• _Task brief_: Leave the pictures out, and retype all of the material exactly as written.

[Items listed in a dataset]

-------

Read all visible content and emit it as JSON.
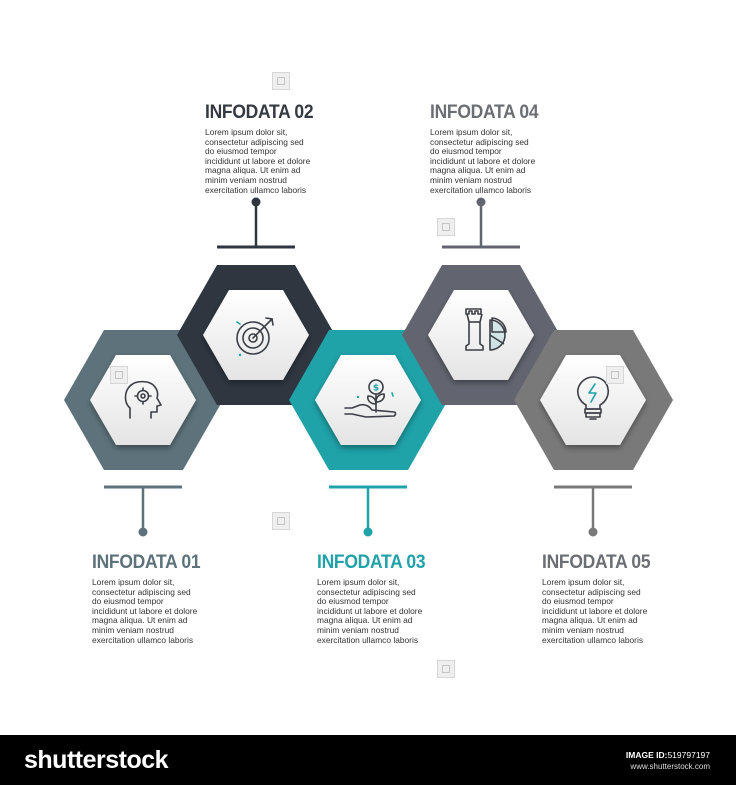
{
  "colors": {
    "slate_teal": "#5d727a",
    "dark_navy": "#2f3640",
    "teal": "#1fa2a8",
    "slate_grey": "#62656f",
    "grey": "#797979",
    "title_dark": "#353a42",
    "title_teal": "#1fa2a8",
    "title_grey": "#6b6f74"
  },
  "items": [
    {
      "id": "01",
      "title": "INFODATA 01",
      "icon": "head-gear-icon",
      "body_lines": [
        "Lorem ipsum dolor sit,",
        "consectetur adipiscing  sed",
        "do eiusmod tempor",
        "incididunt ut labore et dolore",
        "magna aliqua. Ut enim ad",
        "minim veniam nostrud",
        "exercitation ullamco laboris"
      ]
    },
    {
      "id": "02",
      "title": "INFODATA 02",
      "icon": "target-arrow-icon",
      "body_lines": [
        "Lorem ipsum dolor sit,",
        "consectetur adipiscing  sed",
        "do eiusmod tempor",
        "incididunt ut labore et dolore",
        "magna aliqua. Ut enim ad",
        "minim veniam nostrud",
        "exercitation ullamco laboris"
      ]
    },
    {
      "id": "03",
      "title": "INFODATA 03",
      "icon": "hand-coin-plant-icon",
      "body_lines": [
        "Lorem ipsum dolor sit,",
        "consectetur adipiscing  sed",
        "do eiusmod tempor",
        "incididunt ut labore et dolore",
        "magna aliqua. Ut enim ad",
        "minim veniam nostrud",
        "exercitation ullamco laboris"
      ]
    },
    {
      "id": "04",
      "title": "INFODATA 04",
      "icon": "chess-rook-pie-icon",
      "body_lines": [
        "Lorem ipsum dolor sit,",
        "consectetur adipiscing  sed",
        "do eiusmod tempor",
        "incididunt ut labore et dolore",
        "magna aliqua. Ut enim ad",
        "minim veniam nostrud",
        "exercitation ullamco laboris"
      ]
    },
    {
      "id": "05",
      "title": "INFODATA 05",
      "icon": "lightbulb-bolt-icon",
      "body_lines": [
        "Lorem ipsum dolor sit,",
        "consectetur adipiscing  sed",
        "do eiusmod tempor",
        "incididunt ut labore et dolore",
        "magna aliqua. Ut enim ad",
        "minim veniam nostrud",
        "exercitation ullamco laboris"
      ]
    }
  ],
  "footer": {
    "brand": "shutterstock",
    "image_id_label": "IMAGE ID:",
    "image_id": "519797197",
    "site": "www.shutterstock.com"
  }
}
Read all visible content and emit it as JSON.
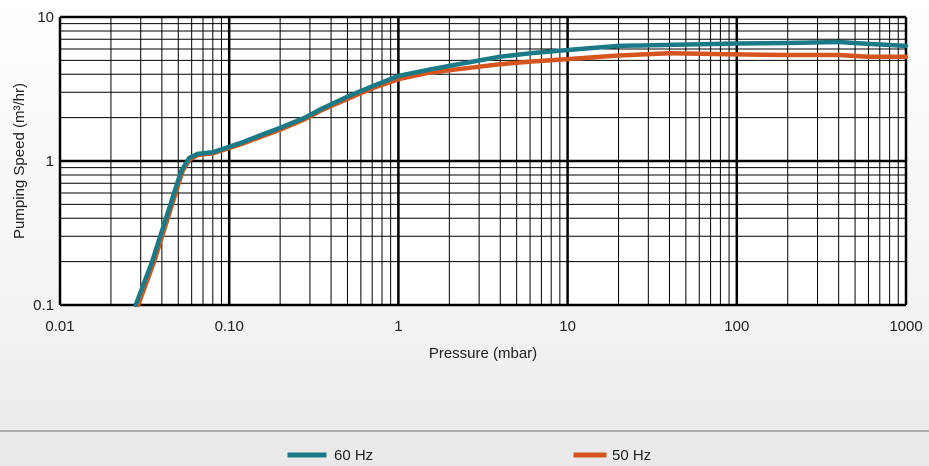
{
  "chart_data": {
    "type": "line",
    "xlabel": "Pressure (mbar)",
    "ylabel": "Pumping Speed (m³/hr)",
    "x_scale": "log",
    "y_scale": "log",
    "xlim": [
      0.01,
      1000
    ],
    "ylim": [
      0.1,
      10
    ],
    "x_ticks": [
      "0.01",
      "0.10",
      "1",
      "10",
      "100",
      "1000"
    ],
    "y_ticks": [
      "0.1",
      "1",
      "10"
    ],
    "grid": true,
    "legend_position": "bottom",
    "series": [
      {
        "name": "60 Hz",
        "color": "#1a7a86",
        "x": [
          0.028,
          0.035,
          0.045,
          0.052,
          0.058,
          0.065,
          0.08,
          0.12,
          0.2,
          0.28,
          0.35,
          0.5,
          0.7,
          1.0,
          1.5,
          2.5,
          4,
          6,
          10,
          20,
          40,
          100,
          200,
          400,
          600,
          1000
        ],
        "y": [
          0.1,
          0.2,
          0.5,
          0.85,
          1.05,
          1.12,
          1.15,
          1.35,
          1.7,
          2.0,
          2.3,
          2.8,
          3.3,
          3.9,
          4.3,
          4.8,
          5.3,
          5.6,
          5.9,
          6.3,
          6.4,
          6.55,
          6.6,
          6.7,
          6.5,
          6.3
        ]
      },
      {
        "name": "50 Hz",
        "color": "#d4561e",
        "x": [
          0.029,
          0.036,
          0.046,
          0.053,
          0.058,
          0.065,
          0.08,
          0.12,
          0.2,
          0.28,
          0.35,
          0.5,
          0.7,
          1.0,
          1.5,
          2.5,
          4,
          6,
          10,
          20,
          40,
          100,
          200,
          400,
          600,
          1000
        ],
        "y": [
          0.1,
          0.2,
          0.5,
          0.85,
          1.02,
          1.1,
          1.13,
          1.32,
          1.65,
          1.95,
          2.25,
          2.7,
          3.2,
          3.7,
          4.1,
          4.4,
          4.7,
          4.9,
          5.1,
          5.4,
          5.6,
          5.5,
          5.45,
          5.45,
          5.3,
          5.3
        ]
      }
    ]
  }
}
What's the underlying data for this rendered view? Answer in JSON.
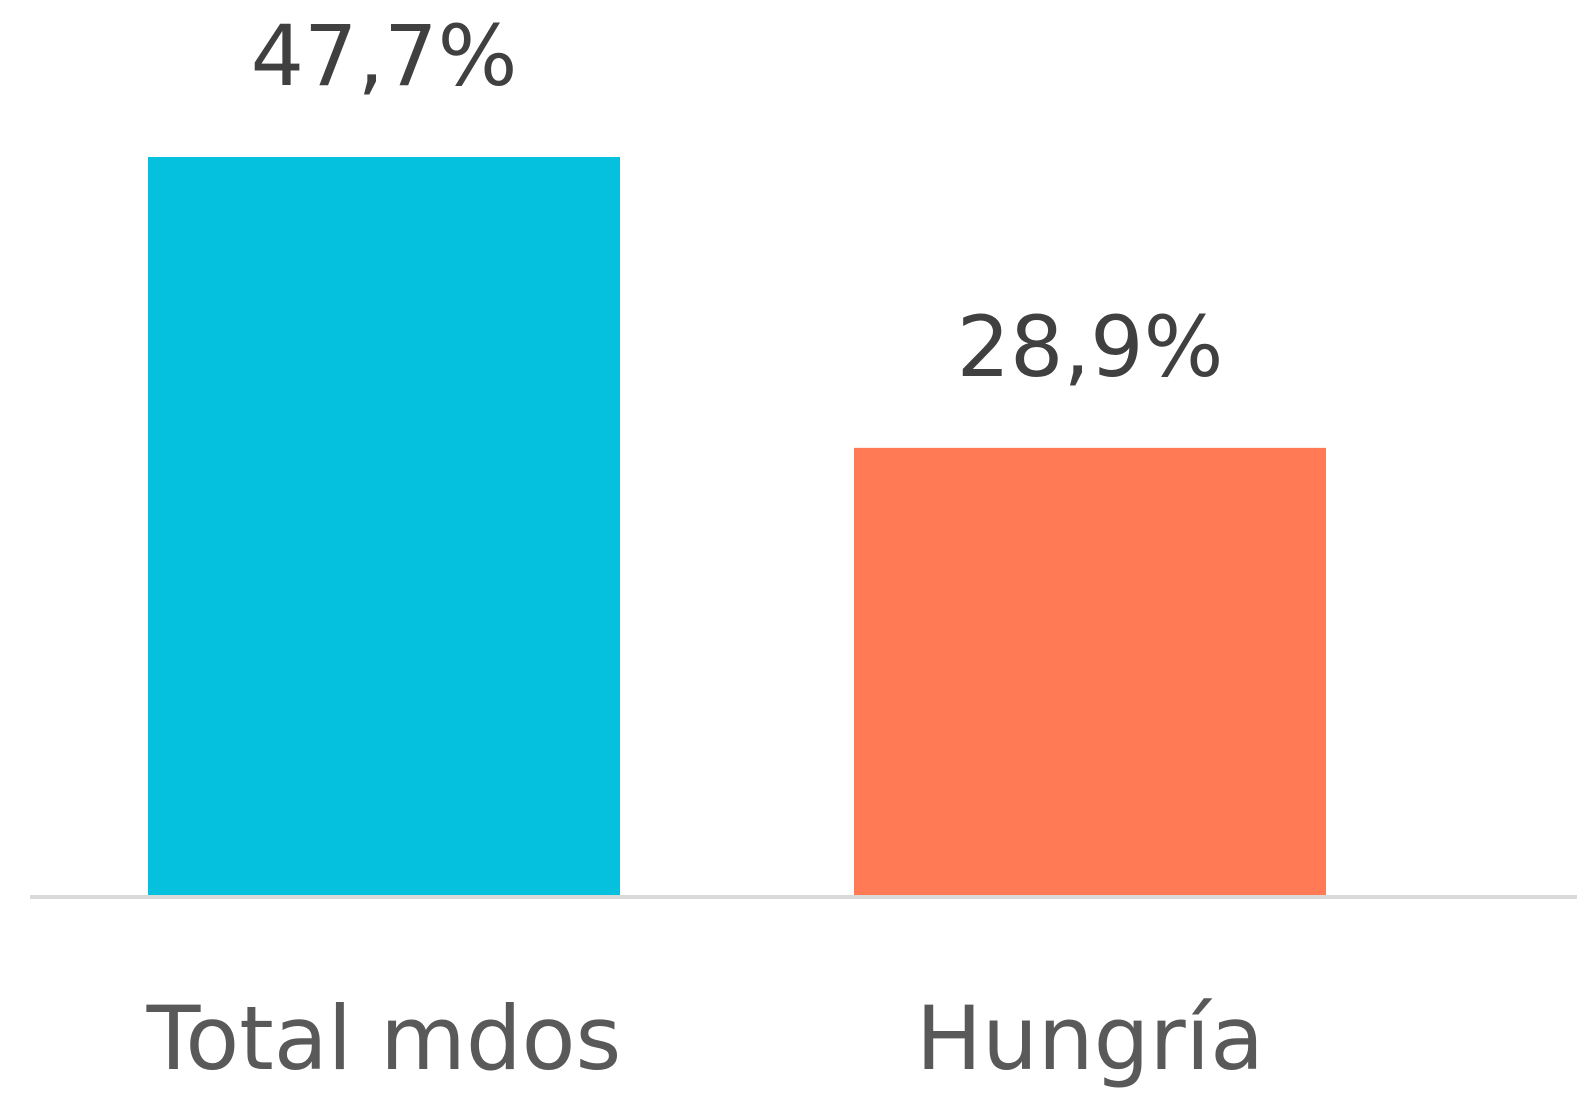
{
  "chart_data": {
    "type": "bar",
    "categories": [
      "Total mdos",
      "Hungría"
    ],
    "values": [
      47.7,
      28.9
    ],
    "value_labels": [
      "47,7%",
      "28,9%"
    ],
    "colors": [
      "#05c1de",
      "#ff7a55"
    ]
  }
}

-------

• _Response to the exercise_:
Read all visible content and emit it as JSON.
{
  "colors": {
    "slate_teal": "#5d727a",
    "dark_navy": "#2f3640",
    "teal": "#1fa2a8",
    "slate_grey": "#62656f",
    "grey": "#797979",
    "title_dark": "#353a42",
    "title_teal": "#1fa2a8",
    "title_grey": "#6b6f74"
  },
  "items": [
    {
      "id": "01",
      "title": "INFODATA 01",
      "icon": "head-gear-icon",
      "body_lines": [
        "Lorem ipsum dolor sit,",
        "consectetur adipiscing  sed",
        "do eiusmod tempor",
        "incididunt ut labore et dolore",
        "magna aliqua. Ut enim ad",
        "minim veniam nostrud",
        "exercitation ullamco laboris"
      ]
    },
    {
      "id": "02",
      "title": "INFODATA 02",
      "icon": "target-arrow-icon",
      "body_lines": [
        "Lorem ipsum dolor sit,",
        "consectetur adipiscing  sed",
        "do eiusmod tempor",
        "incididunt ut labore et dolore",
        "magna aliqua. Ut enim ad",
        "minim veniam nostrud",
        "exercitation ullamco laboris"
      ]
    },
    {
      "id": "03",
      "title": "INFODATA 03",
      "icon": "hand-coin-plant-icon",
      "body_lines": [
        "Lorem ipsum dolor sit,",
        "consectetur adipiscing  sed",
        "do eiusmod tempor",
        "incididunt ut labore et dolore",
        "magna aliqua. Ut enim ad",
        "minim veniam nostrud",
        "exercitation ullamco laboris"
      ]
    },
    {
      "id": "04",
      "title": "INFODATA 04",
      "icon": "chess-rook-pie-icon",
      "body_lines": [
        "Lorem ipsum dolor sit,",
        "consectetur adipiscing  sed",
        "do eiusmod tempor",
        "incididunt ut labore et dolore",
        "magna aliqua. Ut enim ad",
        "minim veniam nostrud",
        "exercitation ullamco laboris"
      ]
    },
    {
      "id": "05",
      "title": "INFODATA 05",
      "icon": "lightbulb-bolt-icon",
      "body_lines": [
        "Lorem ipsum dolor sit,",
        "consectetur adipiscing  sed",
        "do eiusmod tempor",
        "incididunt ut labore et dolore",
        "magna aliqua. Ut enim ad",
        "minim veniam nostrud",
        "exercitation ullamco laboris"
      ]
    }
  ],
  "footer": {
    "brand": "shutterstock",
    "image_id_label": "IMAGE ID:",
    "image_id": "519797197",
    "site": "www.shutterstock.com"
  }
}
Read all visible content and emit it as JSON.
{
  "chart_data": {
    "type": "line",
    "xlabel": "Pressure (mbar)",
    "ylabel": "Pumping Speed (m³/hr)",
    "x_scale": "log",
    "y_scale": "log",
    "xlim": [
      0.01,
      1000
    ],
    "ylim": [
      0.1,
      10
    ],
    "x_ticks": [
      "0.01",
      "0.10",
      "1",
      "10",
      "100",
      "1000"
    ],
    "y_ticks": [
      "0.1",
      "1",
      "10"
    ],
    "grid": true,
    "legend_position": "bottom",
    "series": [
      {
        "name": "60 Hz",
        "color": "#1a7a86",
        "x": [
          0.028,
          0.035,
          0.045,
          0.052,
          0.058,
          0.065,
          0.08,
          0.12,
          0.2,
          0.28,
          0.35,
          0.5,
          0.7,
          1.0,
          1.5,
          2.5,
          4,
          6,
          10,
          20,
          40,
          100,
          200,
          400,
          600,
          1000
        ],
        "y": [
          0.1,
          0.2,
          0.5,
          0.85,
          1.05,
          1.12,
          1.15,
          1.35,
          1.7,
          2.0,
          2.3,
          2.8,
          3.3,
          3.9,
          4.3,
          4.8,
          5.3,
          5.6,
          5.9,
          6.3,
          6.4,
          6.55,
          6.6,
          6.7,
          6.5,
          6.3
        ]
      },
      {
        "name": "50 Hz",
        "color": "#d4561e",
        "x": [
          0.029,
          0.036,
          0.046,
          0.053,
          0.058,
          0.065,
          0.08,
          0.12,
          0.2,
          0.28,
          0.35,
          0.5,
          0.7,
          1.0,
          1.5,
          2.5,
          4,
          6,
          10,
          20,
          40,
          100,
          200,
          400,
          600,
          1000
        ],
        "y": [
          0.1,
          0.2,
          0.5,
          0.85,
          1.02,
          1.1,
          1.13,
          1.32,
          1.65,
          1.95,
          2.25,
          2.7,
          3.2,
          3.7,
          4.1,
          4.4,
          4.7,
          4.9,
          5.1,
          5.4,
          5.6,
          5.5,
          5.45,
          5.45,
          5.3,
          5.3
        ]
      }
    ]
  }
}
What's the underlying data for this rendered view? Answer in JSON.
{
  "chart_data": {
    "type": "bar",
    "categories": [
      "Total mdos",
      "Hungría"
    ],
    "values": [
      47.7,
      28.9
    ],
    "value_labels": [
      "47,7%",
      "28,9%"
    ],
    "colors": [
      "#05c1de",
      "#ff7a55"
    ]
  }
}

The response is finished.